*EXTRACT PROVIDED*

----

Not the rest of the world, just the US. We seem to be hanging on to the industrial revolution era mindset that we stand on a line and do something for eight hours a day and go home. That’s not what developers do. Also consider that developers tend to be smart people who think things through a bit more, and reach the inevitable conclusion that a balanced life is the true good life, not money, title or status.
Evan
on 15 Apr 08Jason, could you please open a 37signals here in brazil? :)
There you go. Could we get a kit for opening a 37signals franchise?
John
on 15 Apr 08Man, I am all about working less! Seriously, I want someone to hire me to work 10am-2pm, 3 or 4 days a week, I could take a 2 hour lunch, carry a breif case.
No, but seriously, congrats 37S, that sounds great, and I am very envious.
matthew
on 15 Apr 08I find I work better when I have some kind of deadline, but having to rush rush rush for a client usually doesnt produce a great product.
Alot of times, being able to explain to the client why their timeframe is ridiculous has helped gain extra time to do quality work on my side and has helped build the relationship with the client.
Patrick
on 16 Apr 08Along the lines of your urgency = morale-killer maxim is the following that comes up when everyone is fighting for your time and attention and artificially inflating their tasks’s importance.
Corollary 1a: When everything is important, nothing is important.
ekka
on 16 Apr 08The Term DEADline is part of the problem. People hear that and the pressure is on, before there is any real pressure.

----

*DATA SECTION*
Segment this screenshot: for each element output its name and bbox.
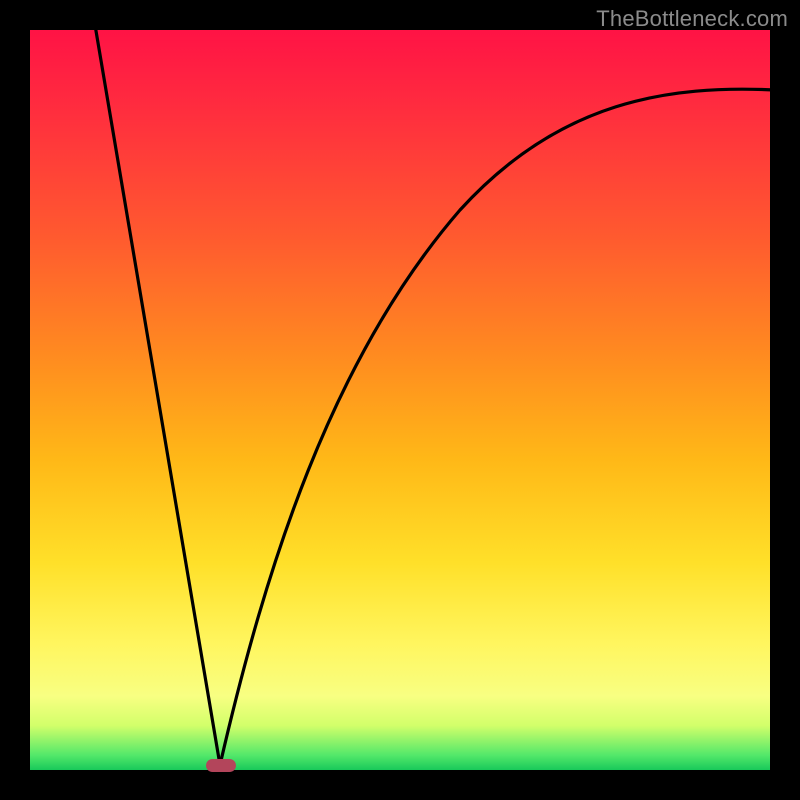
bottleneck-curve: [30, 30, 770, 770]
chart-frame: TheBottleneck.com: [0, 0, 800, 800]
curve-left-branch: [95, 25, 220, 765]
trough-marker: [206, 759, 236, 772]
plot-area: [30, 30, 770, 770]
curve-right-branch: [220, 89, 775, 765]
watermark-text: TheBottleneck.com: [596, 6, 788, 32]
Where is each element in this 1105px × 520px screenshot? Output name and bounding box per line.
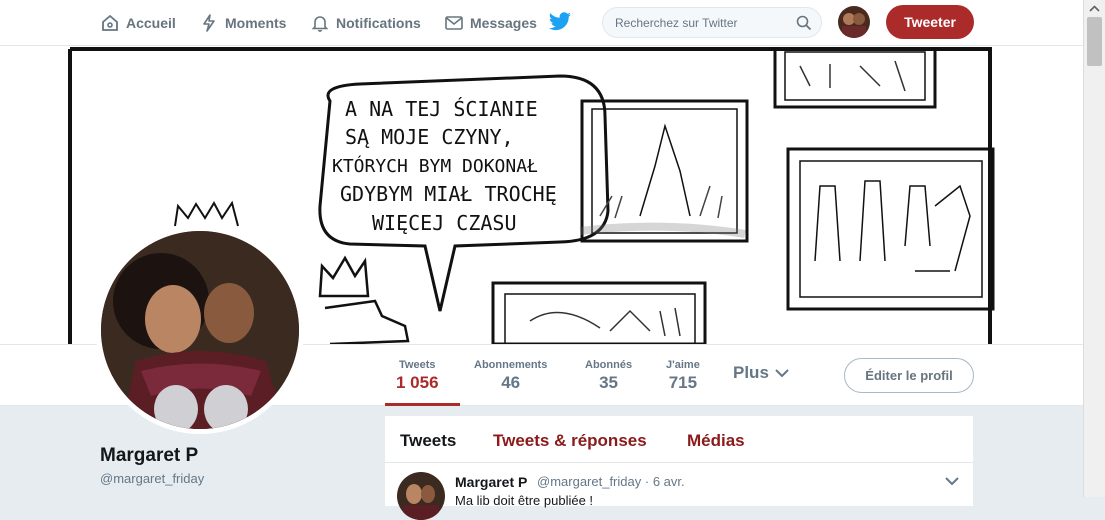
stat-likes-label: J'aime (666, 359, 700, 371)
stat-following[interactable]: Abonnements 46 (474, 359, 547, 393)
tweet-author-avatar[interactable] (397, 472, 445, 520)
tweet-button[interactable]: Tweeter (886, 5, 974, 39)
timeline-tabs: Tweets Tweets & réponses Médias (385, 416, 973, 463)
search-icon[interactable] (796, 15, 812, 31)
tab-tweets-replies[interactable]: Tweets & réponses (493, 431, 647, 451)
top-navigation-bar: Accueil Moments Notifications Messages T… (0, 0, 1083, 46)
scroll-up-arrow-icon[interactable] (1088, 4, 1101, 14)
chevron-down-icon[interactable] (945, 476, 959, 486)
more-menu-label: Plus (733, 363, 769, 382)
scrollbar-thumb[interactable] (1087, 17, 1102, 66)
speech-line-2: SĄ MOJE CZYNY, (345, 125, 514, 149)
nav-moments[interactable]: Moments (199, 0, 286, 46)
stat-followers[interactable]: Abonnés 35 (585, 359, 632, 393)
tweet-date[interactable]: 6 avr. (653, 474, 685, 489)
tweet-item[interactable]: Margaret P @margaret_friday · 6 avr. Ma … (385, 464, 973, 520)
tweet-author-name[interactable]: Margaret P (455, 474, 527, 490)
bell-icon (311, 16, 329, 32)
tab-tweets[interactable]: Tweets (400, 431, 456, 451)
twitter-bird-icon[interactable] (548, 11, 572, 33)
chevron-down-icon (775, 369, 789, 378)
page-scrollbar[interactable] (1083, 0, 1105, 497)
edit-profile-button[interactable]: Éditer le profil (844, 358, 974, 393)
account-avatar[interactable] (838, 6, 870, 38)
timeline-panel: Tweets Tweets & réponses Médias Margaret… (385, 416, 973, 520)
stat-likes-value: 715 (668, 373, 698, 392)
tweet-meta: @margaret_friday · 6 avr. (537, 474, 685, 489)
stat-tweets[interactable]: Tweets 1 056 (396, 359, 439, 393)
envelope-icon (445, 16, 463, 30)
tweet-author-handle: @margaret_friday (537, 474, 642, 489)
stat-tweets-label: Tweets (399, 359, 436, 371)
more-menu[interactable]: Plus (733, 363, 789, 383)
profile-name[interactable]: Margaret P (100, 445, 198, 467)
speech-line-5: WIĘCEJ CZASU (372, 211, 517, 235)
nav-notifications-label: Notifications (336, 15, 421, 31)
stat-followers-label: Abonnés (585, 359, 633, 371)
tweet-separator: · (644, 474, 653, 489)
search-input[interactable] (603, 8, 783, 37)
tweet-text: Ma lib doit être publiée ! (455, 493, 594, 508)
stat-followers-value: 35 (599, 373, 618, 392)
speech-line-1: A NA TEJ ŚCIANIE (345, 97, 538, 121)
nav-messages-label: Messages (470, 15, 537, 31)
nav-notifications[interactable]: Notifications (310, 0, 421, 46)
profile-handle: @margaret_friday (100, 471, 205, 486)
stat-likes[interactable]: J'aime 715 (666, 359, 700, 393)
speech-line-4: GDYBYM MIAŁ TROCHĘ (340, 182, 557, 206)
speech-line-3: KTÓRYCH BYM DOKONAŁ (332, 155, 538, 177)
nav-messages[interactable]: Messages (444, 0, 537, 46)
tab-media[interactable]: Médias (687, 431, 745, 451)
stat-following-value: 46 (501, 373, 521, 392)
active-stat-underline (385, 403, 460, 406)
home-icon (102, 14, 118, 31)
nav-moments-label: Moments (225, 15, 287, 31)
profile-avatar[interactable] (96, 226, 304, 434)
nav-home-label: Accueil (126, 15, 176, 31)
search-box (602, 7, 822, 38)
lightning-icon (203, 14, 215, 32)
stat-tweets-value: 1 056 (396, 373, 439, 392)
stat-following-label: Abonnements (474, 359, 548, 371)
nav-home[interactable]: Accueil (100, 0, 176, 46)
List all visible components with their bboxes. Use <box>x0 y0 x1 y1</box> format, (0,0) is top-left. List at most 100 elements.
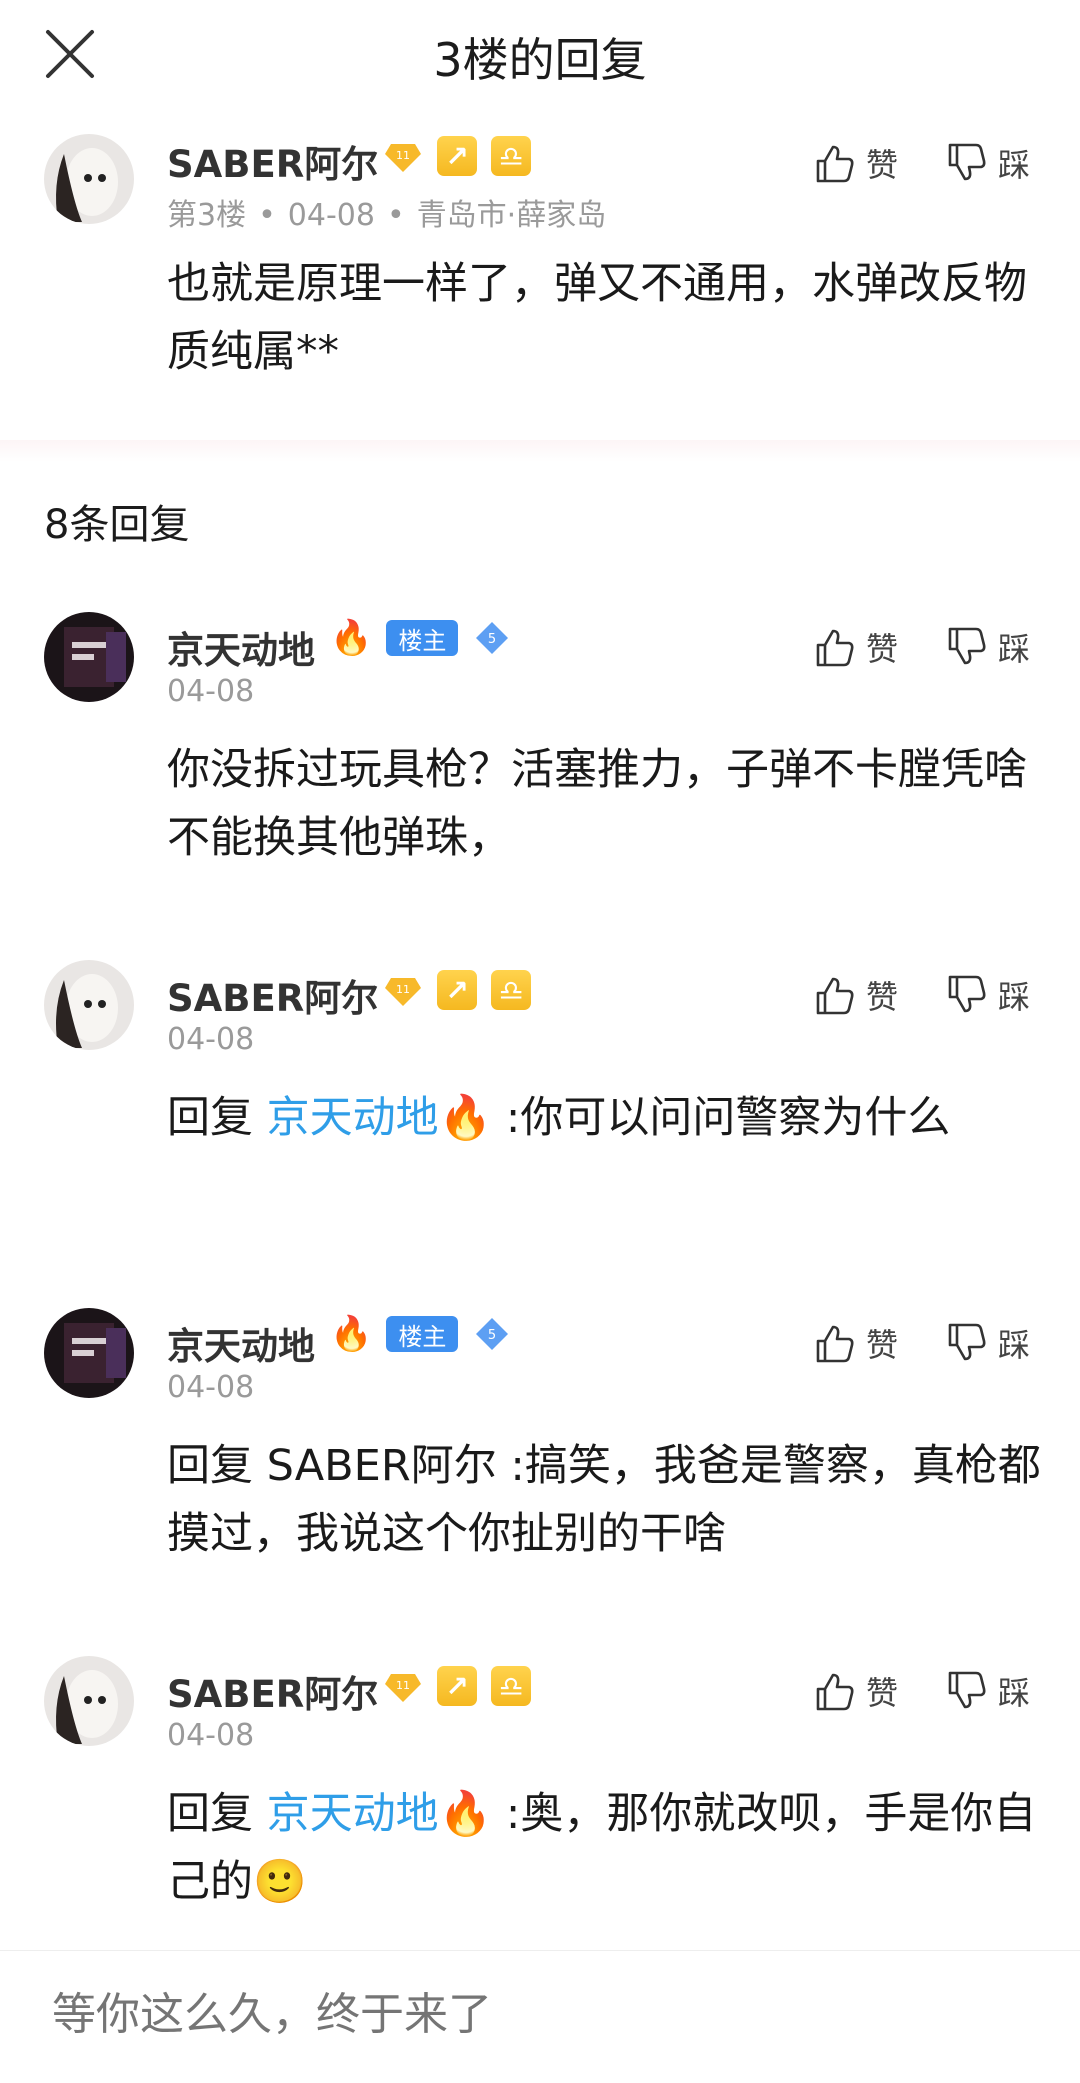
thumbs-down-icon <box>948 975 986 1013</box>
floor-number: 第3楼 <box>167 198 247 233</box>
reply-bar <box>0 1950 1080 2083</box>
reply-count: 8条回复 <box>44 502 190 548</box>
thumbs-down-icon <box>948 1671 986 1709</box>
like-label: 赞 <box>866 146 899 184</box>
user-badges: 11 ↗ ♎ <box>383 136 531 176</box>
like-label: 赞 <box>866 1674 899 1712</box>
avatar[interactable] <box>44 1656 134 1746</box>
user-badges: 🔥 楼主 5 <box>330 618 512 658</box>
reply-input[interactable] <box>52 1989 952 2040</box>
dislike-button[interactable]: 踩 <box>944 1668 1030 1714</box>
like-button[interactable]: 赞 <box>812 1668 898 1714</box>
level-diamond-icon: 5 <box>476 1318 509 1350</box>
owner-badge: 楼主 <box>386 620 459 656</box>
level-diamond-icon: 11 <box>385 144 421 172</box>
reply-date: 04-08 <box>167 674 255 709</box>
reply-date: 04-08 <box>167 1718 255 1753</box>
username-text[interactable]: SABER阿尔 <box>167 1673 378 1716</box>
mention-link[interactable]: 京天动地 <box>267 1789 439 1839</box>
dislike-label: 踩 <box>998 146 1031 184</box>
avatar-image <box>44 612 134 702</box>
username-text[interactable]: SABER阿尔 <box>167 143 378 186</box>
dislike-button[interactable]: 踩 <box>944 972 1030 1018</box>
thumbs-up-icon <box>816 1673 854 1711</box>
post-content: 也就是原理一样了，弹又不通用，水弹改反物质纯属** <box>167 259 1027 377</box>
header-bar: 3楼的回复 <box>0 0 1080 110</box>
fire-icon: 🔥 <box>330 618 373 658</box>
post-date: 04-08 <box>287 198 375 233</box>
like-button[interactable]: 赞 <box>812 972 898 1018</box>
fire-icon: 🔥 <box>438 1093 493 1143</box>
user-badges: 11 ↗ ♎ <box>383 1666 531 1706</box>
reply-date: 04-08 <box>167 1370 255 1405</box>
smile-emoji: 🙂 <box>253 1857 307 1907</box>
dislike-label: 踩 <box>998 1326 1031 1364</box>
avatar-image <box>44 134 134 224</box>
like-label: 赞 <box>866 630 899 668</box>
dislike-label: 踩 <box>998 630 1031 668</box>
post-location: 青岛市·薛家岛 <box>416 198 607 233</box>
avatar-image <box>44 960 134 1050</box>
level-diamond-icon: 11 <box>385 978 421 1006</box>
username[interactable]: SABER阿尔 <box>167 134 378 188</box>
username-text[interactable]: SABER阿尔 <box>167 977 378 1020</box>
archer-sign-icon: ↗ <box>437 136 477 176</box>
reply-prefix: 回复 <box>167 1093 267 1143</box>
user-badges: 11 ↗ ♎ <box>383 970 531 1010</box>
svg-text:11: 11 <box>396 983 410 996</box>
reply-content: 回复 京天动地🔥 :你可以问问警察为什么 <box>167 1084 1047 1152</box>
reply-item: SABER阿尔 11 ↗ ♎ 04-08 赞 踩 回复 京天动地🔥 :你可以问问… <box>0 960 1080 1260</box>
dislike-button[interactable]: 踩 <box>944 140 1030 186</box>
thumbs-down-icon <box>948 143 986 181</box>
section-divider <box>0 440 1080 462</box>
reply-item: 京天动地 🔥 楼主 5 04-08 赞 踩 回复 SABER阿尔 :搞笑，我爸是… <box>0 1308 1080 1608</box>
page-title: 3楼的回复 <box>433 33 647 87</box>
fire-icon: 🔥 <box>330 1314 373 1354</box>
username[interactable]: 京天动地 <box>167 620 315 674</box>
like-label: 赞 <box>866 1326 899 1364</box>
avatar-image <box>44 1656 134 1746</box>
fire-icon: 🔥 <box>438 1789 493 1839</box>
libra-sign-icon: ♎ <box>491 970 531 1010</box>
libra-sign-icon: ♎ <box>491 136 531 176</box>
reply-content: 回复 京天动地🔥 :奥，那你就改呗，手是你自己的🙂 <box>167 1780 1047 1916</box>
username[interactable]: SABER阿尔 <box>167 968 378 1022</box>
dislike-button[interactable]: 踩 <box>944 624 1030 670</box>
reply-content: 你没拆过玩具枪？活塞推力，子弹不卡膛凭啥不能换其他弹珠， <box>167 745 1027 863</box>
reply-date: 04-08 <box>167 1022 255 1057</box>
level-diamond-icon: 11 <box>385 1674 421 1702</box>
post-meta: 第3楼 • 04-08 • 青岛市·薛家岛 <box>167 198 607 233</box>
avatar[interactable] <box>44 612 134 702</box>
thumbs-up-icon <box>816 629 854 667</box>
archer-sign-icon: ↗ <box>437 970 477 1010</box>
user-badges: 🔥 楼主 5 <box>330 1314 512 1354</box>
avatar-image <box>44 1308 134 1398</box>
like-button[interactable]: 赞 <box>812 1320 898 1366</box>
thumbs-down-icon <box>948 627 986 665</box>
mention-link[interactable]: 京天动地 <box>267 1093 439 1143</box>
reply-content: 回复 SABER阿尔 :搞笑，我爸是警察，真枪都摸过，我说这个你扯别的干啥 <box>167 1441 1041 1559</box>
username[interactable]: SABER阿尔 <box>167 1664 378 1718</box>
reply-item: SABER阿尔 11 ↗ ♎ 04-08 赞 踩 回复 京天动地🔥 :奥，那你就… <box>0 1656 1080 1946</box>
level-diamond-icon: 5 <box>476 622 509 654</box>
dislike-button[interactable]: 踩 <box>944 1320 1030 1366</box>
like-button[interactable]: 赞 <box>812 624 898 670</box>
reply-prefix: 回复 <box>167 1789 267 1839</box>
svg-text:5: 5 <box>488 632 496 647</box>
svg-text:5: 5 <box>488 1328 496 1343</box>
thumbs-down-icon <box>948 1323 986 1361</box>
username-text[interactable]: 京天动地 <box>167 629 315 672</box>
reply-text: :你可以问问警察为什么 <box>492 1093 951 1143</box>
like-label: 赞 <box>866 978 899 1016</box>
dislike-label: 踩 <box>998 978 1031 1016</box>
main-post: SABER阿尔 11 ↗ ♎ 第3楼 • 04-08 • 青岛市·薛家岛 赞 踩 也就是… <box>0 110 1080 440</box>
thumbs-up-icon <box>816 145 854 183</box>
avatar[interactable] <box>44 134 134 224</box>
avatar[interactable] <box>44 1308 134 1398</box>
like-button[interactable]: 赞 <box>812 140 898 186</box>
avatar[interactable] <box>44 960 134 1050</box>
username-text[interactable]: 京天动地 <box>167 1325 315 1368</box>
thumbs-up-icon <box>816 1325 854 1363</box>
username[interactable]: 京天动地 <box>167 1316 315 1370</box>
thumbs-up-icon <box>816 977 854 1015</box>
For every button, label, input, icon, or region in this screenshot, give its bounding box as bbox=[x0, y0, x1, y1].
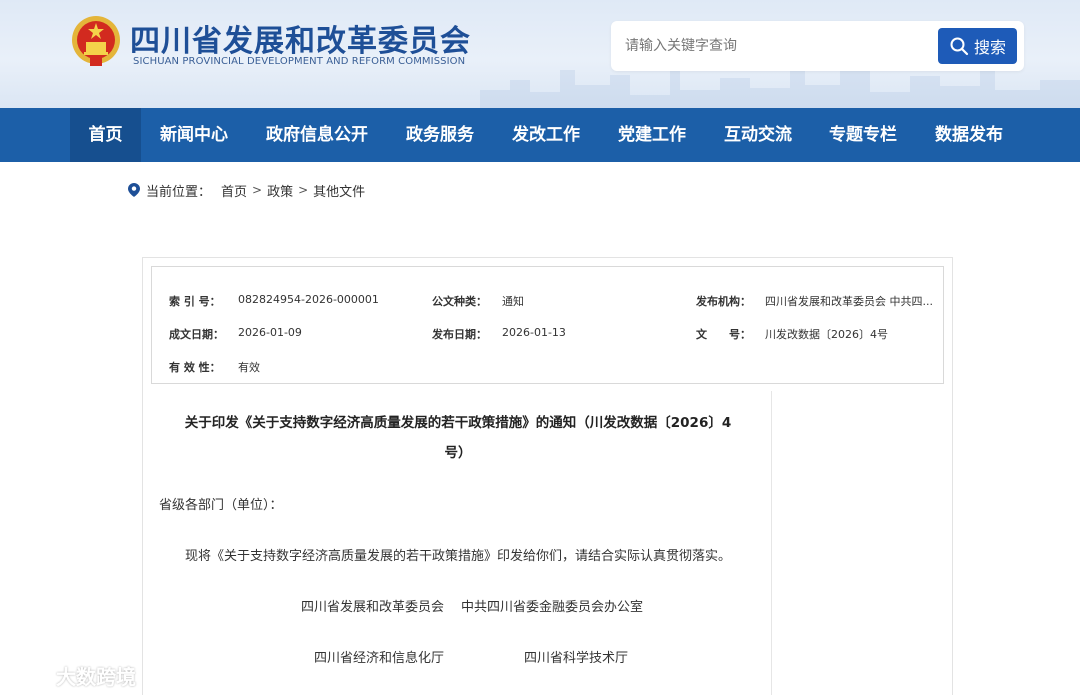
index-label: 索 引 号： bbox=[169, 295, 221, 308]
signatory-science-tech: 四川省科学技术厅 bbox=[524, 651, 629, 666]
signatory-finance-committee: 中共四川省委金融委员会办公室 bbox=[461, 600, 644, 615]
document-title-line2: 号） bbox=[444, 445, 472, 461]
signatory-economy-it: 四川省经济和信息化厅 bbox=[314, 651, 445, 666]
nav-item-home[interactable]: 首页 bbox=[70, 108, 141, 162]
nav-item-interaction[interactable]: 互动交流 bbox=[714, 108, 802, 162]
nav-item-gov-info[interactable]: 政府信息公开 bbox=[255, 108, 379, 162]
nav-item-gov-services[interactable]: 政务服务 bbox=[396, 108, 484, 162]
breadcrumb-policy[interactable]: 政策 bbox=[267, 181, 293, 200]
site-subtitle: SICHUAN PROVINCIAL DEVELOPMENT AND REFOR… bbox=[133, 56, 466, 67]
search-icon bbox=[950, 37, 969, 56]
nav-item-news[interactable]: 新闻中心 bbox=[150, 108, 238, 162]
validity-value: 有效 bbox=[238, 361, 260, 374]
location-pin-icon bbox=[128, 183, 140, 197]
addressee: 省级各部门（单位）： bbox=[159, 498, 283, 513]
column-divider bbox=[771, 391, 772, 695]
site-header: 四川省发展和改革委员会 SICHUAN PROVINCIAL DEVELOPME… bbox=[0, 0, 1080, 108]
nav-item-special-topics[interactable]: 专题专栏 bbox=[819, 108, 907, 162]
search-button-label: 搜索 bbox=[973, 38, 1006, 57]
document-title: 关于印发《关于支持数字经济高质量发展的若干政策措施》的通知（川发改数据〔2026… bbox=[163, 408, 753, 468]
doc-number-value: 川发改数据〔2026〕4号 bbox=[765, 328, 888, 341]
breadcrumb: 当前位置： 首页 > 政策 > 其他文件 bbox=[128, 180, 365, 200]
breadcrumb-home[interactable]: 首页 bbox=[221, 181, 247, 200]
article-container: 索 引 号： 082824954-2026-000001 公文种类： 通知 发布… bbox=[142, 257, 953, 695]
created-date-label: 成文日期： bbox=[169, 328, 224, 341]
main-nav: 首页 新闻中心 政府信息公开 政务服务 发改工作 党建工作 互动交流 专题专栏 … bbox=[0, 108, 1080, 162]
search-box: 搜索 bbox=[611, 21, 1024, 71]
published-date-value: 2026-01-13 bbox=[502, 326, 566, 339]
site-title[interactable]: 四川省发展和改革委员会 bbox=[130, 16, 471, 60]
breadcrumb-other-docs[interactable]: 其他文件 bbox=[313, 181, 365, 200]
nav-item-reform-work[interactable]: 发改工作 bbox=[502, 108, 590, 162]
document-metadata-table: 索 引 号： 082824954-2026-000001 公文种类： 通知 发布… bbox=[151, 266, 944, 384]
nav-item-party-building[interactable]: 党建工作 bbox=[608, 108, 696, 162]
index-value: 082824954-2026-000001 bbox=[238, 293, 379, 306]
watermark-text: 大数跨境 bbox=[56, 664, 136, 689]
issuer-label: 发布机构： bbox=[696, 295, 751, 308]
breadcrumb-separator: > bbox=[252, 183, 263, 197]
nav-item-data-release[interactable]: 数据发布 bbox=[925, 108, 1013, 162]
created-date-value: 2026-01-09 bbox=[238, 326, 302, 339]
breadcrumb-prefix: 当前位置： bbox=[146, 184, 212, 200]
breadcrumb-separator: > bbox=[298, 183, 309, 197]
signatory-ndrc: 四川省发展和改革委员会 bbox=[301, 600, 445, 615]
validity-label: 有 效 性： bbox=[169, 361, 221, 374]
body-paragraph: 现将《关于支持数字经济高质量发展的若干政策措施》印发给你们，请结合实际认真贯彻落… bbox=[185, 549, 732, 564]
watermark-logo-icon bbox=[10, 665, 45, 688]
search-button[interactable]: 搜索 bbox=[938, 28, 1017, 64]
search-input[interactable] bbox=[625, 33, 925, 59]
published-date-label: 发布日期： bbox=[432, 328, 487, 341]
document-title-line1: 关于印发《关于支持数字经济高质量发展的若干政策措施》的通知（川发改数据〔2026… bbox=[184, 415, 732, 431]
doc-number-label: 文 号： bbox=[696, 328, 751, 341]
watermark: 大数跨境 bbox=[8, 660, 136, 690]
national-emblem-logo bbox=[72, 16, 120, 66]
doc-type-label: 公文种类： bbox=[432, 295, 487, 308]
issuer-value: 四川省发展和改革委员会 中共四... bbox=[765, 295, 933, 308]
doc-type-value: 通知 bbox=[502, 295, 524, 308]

----

*OBJECTIVES*
1. Rewrite the comment thread from "No, but seriously, congrats" up to and including "their tasks’s importance.", replacing "client" with "customer".
2. Repeat the records exactly, from the start of the records up to and including the line with "Where is each". Leave the pictures out of your answer.

*PROBLEM SOLUTIONS*
1.
No, but seriously, congrats 37S, that sounds great, and I am very envious.
matthew
on 15 Apr 08I find I work better when I have some kind of deadline, but having to rush rush rush for a customer usually doesnt produce a great product.
Alot of times, being able to explain to the customer why their timeframe is ridiculous has helped gain extra time to do quality work on my side and has helped build the relationship with the customer.
Patrick
on 16 Apr 08Along the lines of your urgency = morale-killer maxim is the following that comes up when everyone is fighting for your time and attention and artificially inflating their tasks’s importance.

2.
Segment this screenshot: for each element output its name and bbox.
bottleneck-curve: [30, 30, 770, 770]
chart-frame: TheBottleneck.com: [0, 0, 800, 800]
curve-left-branch: [95, 25, 220, 765]
trough-marker: [206, 759, 236, 772]
plot-area: [30, 30, 770, 770]
curve-right-branch: [220, 89, 775, 765]
watermark-text: TheBottleneck.com: [596, 6, 788, 32]
Where is each element in this 1105px × 520px screenshot? Output name and bounding box per line.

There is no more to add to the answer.